# [DATA FOR THIS EXERCISE]
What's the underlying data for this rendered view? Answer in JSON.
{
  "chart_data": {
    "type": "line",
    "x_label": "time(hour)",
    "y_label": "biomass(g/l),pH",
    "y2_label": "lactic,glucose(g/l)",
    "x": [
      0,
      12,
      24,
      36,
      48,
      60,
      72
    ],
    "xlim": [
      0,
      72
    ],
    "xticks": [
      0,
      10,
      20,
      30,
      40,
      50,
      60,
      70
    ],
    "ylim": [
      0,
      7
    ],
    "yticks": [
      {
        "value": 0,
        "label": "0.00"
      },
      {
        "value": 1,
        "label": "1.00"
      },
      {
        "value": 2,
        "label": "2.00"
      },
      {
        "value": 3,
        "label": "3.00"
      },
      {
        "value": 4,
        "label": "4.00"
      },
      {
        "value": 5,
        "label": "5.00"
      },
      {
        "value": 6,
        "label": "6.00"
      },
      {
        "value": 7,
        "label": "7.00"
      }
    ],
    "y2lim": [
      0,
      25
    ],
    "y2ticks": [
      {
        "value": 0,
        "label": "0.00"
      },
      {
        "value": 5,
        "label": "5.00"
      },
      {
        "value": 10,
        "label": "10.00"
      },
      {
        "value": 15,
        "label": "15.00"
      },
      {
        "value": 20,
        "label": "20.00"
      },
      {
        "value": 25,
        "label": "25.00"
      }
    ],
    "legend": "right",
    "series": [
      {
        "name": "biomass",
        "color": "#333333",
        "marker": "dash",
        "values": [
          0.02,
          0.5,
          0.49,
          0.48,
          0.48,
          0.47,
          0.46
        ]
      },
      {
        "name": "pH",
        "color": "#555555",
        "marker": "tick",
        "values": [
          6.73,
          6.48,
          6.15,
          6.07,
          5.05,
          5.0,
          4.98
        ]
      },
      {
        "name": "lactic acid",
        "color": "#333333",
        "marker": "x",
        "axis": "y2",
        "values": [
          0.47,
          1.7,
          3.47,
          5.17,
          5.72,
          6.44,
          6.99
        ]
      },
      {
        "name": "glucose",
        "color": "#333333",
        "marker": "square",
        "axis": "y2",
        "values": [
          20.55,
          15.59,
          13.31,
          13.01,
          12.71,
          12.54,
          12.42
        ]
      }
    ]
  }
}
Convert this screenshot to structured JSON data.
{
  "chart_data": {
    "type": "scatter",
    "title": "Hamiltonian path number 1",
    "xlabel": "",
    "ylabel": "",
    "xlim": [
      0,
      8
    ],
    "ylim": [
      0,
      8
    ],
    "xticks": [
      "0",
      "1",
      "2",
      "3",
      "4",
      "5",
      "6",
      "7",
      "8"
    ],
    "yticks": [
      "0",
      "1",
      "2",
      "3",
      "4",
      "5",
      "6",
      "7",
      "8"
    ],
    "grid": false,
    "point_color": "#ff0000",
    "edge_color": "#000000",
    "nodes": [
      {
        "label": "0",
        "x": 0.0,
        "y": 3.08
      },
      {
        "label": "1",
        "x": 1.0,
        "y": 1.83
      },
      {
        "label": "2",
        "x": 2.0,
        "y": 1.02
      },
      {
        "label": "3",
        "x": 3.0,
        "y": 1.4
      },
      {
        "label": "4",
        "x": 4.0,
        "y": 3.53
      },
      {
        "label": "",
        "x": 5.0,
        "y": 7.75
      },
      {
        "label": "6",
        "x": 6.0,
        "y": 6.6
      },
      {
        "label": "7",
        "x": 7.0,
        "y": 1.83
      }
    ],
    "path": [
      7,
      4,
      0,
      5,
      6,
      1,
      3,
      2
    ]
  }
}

# [SHORT PROBLEM]
Locate "Convert this screenshot" in the material, then quote the line that contains it and all lines after it through the final one.

# [THE COMPLETED TASK]
Convert this screenshot to structured JSON data.
{
  "chart_data": {
    "type": "scatter",
    "title": "Hamiltonian path number 1",
    "xlabel": "",
    "ylabel": "",
    "xlim": [
      0,
      8
    ],
    "ylim": [
      0,
      8
    ],
    "xticks": [
      "0",
      "1",
      "2",
      "3",
      "4",
      "5",
      "6",
      "7",
      "8"
    ],
    "yticks": [
      "0",
      "1",
      "2",
      "3",
      "4",
      "5",
      "6",
      "7",
      "8"
    ],
    "grid": false,
    "point_color": "#ff0000",
    "edge_color": "#000000",
    "nodes": [
      {
        "label": "0",
        "x": 0.0,
        "y": 3.08
      },
      {
        "label": "1",
        "x": 1.0,
        "y": 1.83
      },
      {
        "label": "2",
        "x": 2.0,
        "y": 1.02
      },
      {
        "label": "3",
        "x": 3.0,
        "y": 1.4
      },
      {
        "label": "4",
        "x": 4.0,
        "y": 3.53
      },
      {
        "label": "",
        "x": 5.0,
        "y": 7.75
      },
      {
        "label": "6",
        "x": 6.0,
        "y": 6.6
      },
      {
        "label": "7",
        "x": 7.0,
        "y": 1.83
      }
    ],
    "path": [
      7,
      4,
      0,
      5,
      6,
      1,
      3,
      2
    ]
  }
}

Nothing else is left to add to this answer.